#### [Records]
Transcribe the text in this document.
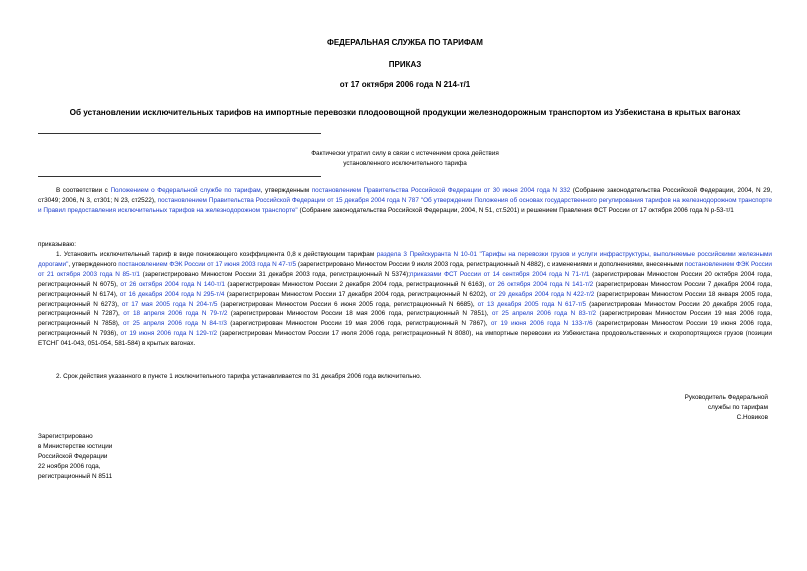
ФЕДЕРАЛЬНАЯ СЛУЖБА ПО ТАРИФАМ
ПРИКАЗ
от 17 октября 2006 года N 214-т/1
Об установлении исключительных тарифов на импортные перевозки плодоовощной продукции железнодорожным транспортом из Узбекистана в крытых вагонах
Фактически утратил силу в связи с истечением срока действия
установленного исключительного тарифа
В соответствии с Положением о Федеральной службе по тарифам, утвержденным постановлением Правительства Российской Федерации от 30 июня 2004 года N 332 (Собрание законодательства Российской Федерации, 2004, N 29, ст3049; 2006, N 3, ст301; N 23, ст2522), постановлением Правительства Российской Федерации от 15 декабря 2004 года N 787 "Об утверждении Положения об основах государственного регулирования тарифов на железнодорожном транспорте и Правил предоставления исключительных тарифов на железнодорожном транспорте" (Собрание законодательства Российской Федерации, 2004, N 51, ст.5201) и решением Правления ФСТ России от 17 октября 2006 года N р-53-т/1
приказываю:
1. Установить исключительный тариф в виде понижающего коэффициента 0,8 к действующим тарифам раздела 3 Прейскуранта N 10-01 "Тарифы на перевозки грузов и услуги инфраструктуры, выполняемые российскими железными дорогами", утвержденного постановлением ФЭК России от 17 июня 2003 года N 47-т/5 (зарегистрировано Минюстом России 9 июля 2003 года, регистрационный N 4882), с изменениями и дополнениями, внесенными постановлением ФЭК России от 21 октября 2003 года N 85-т/1 (зарегистрировано Минюстом России 31 декабря 2003 года, регистрационный N 5374);приказами ФСТ России от 14 сентября 2004 года N 71-т/1 (зарегистрирован Минюстом России 20 октября 2004 года, регистрационный N 6075), от 26 октября 2004 года N 140-т/1 (зарегистрирован Минюстом России 2 декабря 2004 года, регистрационный N 6163), от 26 октября 2004 года N 141-т/2 (зарегистрирован Минюстом России 7 декабря 2004 года, регистрационный N 6174), от 16 декабря 2004 года N 295-т/4 (зарегистрирован Минюстом России 17 декабря 2004 года, регистрационный N 6202), от 29 декабря 2004 года N 422-т/2 (зарегистрирован Минюстом России 18 января 2005 года, регистрационный N 6273), от 17 мая 2005 года N 204-т/5 (зарегистрирован Минюстом России 6 июня 2005 года, регистрационный N 6685), от 13 декабря 2005 года N 617-т/5 (зарегистрирован Минюстом России 20 декабря 2005 года, регистрационный N 7287), от 18 апреля 2006 года N 79-т/2 (зарегистрирован Минюстом России 18 мая 2006 года, регистрационный N 7851), от 25 апреля 2006 года N 83-т/2 (зарегистрирован Минюстом России 19 мая 2006 года, регистрационный N 7858), от 25 апреля 2006 года N 84-т/3 (зарегистрирован Минюстом России 19 мая 2006 года, регистрационный N 7867), от 19 июня 2006 года N 133-т/6 (зарегистрирован Минюстом России 19 июня 2006 года, регистрационный N 7936), от 19 июня 2006 года N 129-т/2 (зарегистрирован Минюстом России 17 июля 2006 года, регистрационный N 8080), на импортные перевозки из Узбекистана продовольственных и скоропортящихся грузов (позиции ЕТСНГ 041-043, 051-054, 581-584) в крытых вагонах.
2. Срок действия указанного в пункте 1 исключительного тарифа устанавливается по 31 декабря 2006 года включительно.
Руководитель Федеральной
службы по тарифам
С.Новиков
Зарегистрировано
в Министерстве юстиции
Российской Федерации
22 ноября 2006 года,
регистрационный N 8511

#### [Task instructions]
Say the number of lines in the listing that hold "действия", with no added words.

#### [Exercise output]
2